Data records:
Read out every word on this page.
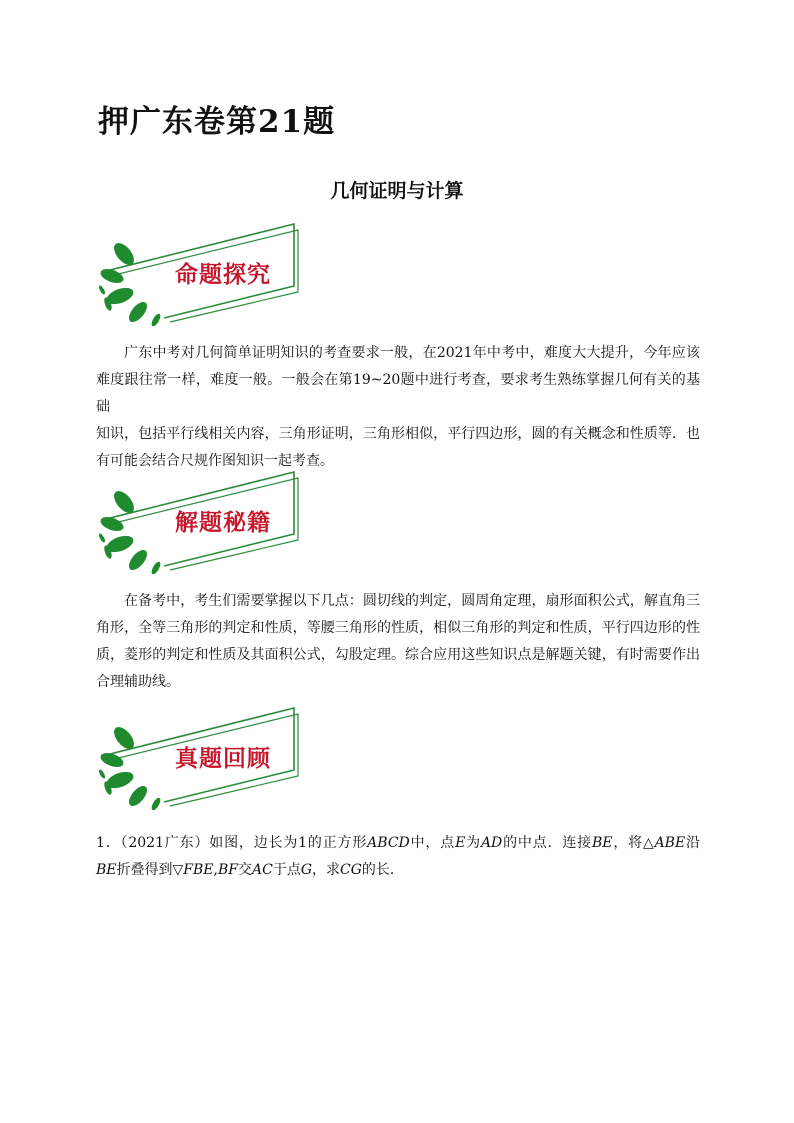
押广东卷第21题
几何证明与计算
命题探究
广东中考对几何简单证明知识的考查要求一般，在2021年中考中，难度大大提升，今年应该
难度跟往常一样，难度一般。一般会在第19~20题中进行考查，要求考生熟练掌握几何有关的基础
知识，包括平行线相关内容，三角形证明，三角形相似，平行四边形，圆的有关概念和性质等．也
有可能会结合尺规作图知识一起考查。
解题秘籍
在备考中，考生们需要掌握以下几点：圆切线的判定，圆周角定理，扇形面积公式，解直角三
角形，全等三角形的判定和性质，等腰三角形的性质，相似三角形的判定和性质，平行四边形的性
质，菱形的判定和性质及其面积公式，勾股定理。综合应用这些知识点是解题关键，有时需要作出
合理辅助线。
真题回顾
1．（2021广东）如图，边长为1的正方形ABCD中，点E为AD的中点．连接BE，将△ABE沿
BE折叠得到▽FBE,BF交AC于点G，求CG的长．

SHORT EXERCISE: Restate each entry word for word, please, but drop any images it holds.

ANSWER TO THIS EXERCISE:
Read out every word on this page.
押广东卷第21题
几何证明与计算
命题探究
广东中考对几何简单证明知识的考查要求一般，在2021年中考中，难度大大提升，今年应该
难度跟往常一样，难度一般。一般会在第19~20题中进行考查，要求考生熟练掌握几何有关的基础
知识，包括平行线相关内容，三角形证明，三角形相似，平行四边形，圆的有关概念和性质等．也
有可能会结合尺规作图知识一起考查。
解题秘籍
在备考中，考生们需要掌握以下几点：圆切线的判定，圆周角定理，扇形面积公式，解直角三
角形，全等三角形的判定和性质，等腰三角形的性质，相似三角形的判定和性质，平行四边形的性
质，菱形的判定和性质及其面积公式，勾股定理。综合应用这些知识点是解题关键，有时需要作出
合理辅助线。
真题回顾
1．（2021广东）如图，边长为1的正方形ABCD中，点E为AD的中点．连接BE，将△ABE沿
BE折叠得到▽FBE,BF交AC于点G，求CG的长．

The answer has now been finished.